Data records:
┌──
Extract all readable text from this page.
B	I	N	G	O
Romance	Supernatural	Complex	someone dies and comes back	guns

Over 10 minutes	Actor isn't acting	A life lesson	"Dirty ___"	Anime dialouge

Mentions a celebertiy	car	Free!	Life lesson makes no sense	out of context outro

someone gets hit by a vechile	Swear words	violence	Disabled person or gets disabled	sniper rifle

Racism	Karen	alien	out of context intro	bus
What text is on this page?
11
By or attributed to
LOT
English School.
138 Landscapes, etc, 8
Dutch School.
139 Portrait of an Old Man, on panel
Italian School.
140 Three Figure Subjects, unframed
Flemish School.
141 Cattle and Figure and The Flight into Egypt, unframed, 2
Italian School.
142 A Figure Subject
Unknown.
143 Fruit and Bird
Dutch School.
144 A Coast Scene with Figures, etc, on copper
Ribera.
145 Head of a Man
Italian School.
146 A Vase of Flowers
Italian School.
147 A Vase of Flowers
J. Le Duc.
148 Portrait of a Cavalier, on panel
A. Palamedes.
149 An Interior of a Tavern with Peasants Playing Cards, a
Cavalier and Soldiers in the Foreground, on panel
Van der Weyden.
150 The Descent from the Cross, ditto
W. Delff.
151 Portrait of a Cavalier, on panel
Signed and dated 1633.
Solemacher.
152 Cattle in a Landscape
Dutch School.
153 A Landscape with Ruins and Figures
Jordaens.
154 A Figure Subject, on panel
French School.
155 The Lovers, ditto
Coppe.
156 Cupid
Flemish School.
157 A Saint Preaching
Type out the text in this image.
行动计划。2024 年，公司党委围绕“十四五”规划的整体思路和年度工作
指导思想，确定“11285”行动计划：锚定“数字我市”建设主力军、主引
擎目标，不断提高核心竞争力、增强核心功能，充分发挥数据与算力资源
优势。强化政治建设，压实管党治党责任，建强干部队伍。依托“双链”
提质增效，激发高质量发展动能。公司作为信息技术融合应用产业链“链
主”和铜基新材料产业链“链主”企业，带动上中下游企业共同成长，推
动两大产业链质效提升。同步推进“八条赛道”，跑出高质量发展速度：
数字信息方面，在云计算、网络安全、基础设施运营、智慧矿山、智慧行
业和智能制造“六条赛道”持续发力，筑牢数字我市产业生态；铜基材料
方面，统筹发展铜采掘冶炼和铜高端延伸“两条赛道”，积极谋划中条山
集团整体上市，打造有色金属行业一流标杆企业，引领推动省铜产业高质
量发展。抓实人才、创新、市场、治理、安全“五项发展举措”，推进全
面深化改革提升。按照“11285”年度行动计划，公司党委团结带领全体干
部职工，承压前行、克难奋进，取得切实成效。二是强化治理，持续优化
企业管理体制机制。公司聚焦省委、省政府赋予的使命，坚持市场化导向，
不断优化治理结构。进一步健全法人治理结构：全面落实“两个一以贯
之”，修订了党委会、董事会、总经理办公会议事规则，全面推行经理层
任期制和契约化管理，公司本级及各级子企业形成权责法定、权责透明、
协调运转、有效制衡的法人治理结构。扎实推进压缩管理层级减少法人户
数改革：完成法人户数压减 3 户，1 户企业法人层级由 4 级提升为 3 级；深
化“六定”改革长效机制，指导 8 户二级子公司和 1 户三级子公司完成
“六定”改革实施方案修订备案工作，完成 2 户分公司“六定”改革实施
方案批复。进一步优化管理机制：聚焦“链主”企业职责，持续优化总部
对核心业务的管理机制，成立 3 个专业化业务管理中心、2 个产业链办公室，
└──
> WRITTEN EXERCISE: Write out all the data again, exactly as it appears.

> TASK RESULT:
Extract all readable text from this page.
B	I	N	G	O
Romance	Supernatural	Complex	someone dies and comes back	guns

Over 10 minutes	Actor isn't acting	A life lesson	"Dirty ___"	Anime dialouge

Mentions a celebertiy	car	Free!	Life lesson makes no sense	out of context outro

someone gets hit by a vechile	Swear words	violence	Disabled person or gets disabled	sniper rifle

Racism	Karen	alien	out of context intro	bus
What text is on this page?
11
By or attributed to
LOT
English School.
138 Landscapes, etc, 8
Dutch School.
139 Portrait of an Old Man, on panel
Italian School.
140 Three Figure Subjects, unframed
Flemish School.
141 Cattle and Figure and The Flight into Egypt, unframed, 2
Italian School.
142 A Figure Subject
Unknown.
143 Fruit and Bird
Dutch School.
144 A Coast Scene with Figures, etc, on copper
Ribera.
145 Head of a Man
Italian School.
146 A Vase of Flowers
Italian School.
147 A Vase of Flowers
J. Le Duc.
148 Portrait of a Cavalier, on panel
A. Palamedes.
149 An Interior of a Tavern with Peasants Playing Cards, a
Cavalier and Soldiers in the Foreground, on panel
Van der Weyden.
150 The Descent from the Cross, ditto
W. Delff.
151 Portrait of a Cavalier, on panel
Signed and dated 1633.
Solemacher.
152 Cattle in a Landscape
Dutch School.
153 A Landscape with Ruins and Figures
Jordaens.
154 A Figure Subject, on panel
French School.
155 The Lovers, ditto
Coppe.
156 Cupid
Flemish School.
157 A Saint Preaching
Type out the text in this image.
行动计划。2024 年，公司党委围绕“十四五”规划的整体思路和年度工作
指导思想，确定“11285”行动计划：锚定“数字我市”建设主力军、主引
擎目标，不断提高核心竞争力、增强核心功能，充分发挥数据与算力资源
优势。强化政治建设，压实管党治党责任，建强干部队伍。依托“双链”
提质增效，激发高质量发展动能。公司作为信息技术融合应用产业链“链
主”和铜基新材料产业链“链主”企业，带动上中下游企业共同成长，推
动两大产业链质效提升。同步推进“八条赛道”，跑出高质量发展速度：
数字信息方面，在云计算、网络安全、基础设施运营、智慧矿山、智慧行
业和智能制造“六条赛道”持续发力，筑牢数字我市产业生态；铜基材料
方面，统筹发展铜采掘冶炼和铜高端延伸“两条赛道”，积极谋划中条山
集团整体上市，打造有色金属行业一流标杆企业，引领推动省铜产业高质
量发展。抓实人才、创新、市场、治理、安全“五项发展举措”，推进全
面深化改革提升。按照“11285”年度行动计划，公司党委团结带领全体干
部职工，承压前行、克难奋进，取得切实成效。二是强化治理，持续优化
企业管理体制机制。公司聚焦省委、省政府赋予的使命，坚持市场化导向，
不断优化治理结构。进一步健全法人治理结构：全面落实“两个一以贯
之”，修订了党委会、董事会、总经理办公会议事规则，全面推行经理层
任期制和契约化管理，公司本级及各级子企业形成权责法定、权责透明、
协调运转、有效制衡的法人治理结构。扎实推进压缩管理层级减少法人户
数改革：完成法人户数压减 3 户，1 户企业法人层级由 4 级提升为 3 级；深
化“六定”改革长效机制，指导 8 户二级子公司和 1 户三级子公司完成
“六定”改革实施方案修订备案工作，完成 2 户分公司“六定”改革实施
方案批复。进一步优化管理机制：聚焦“链主”企业职责，持续优化总部
对核心业务的管理机制，成立 3 个专业化业务管理中心、2 个产业链办公室，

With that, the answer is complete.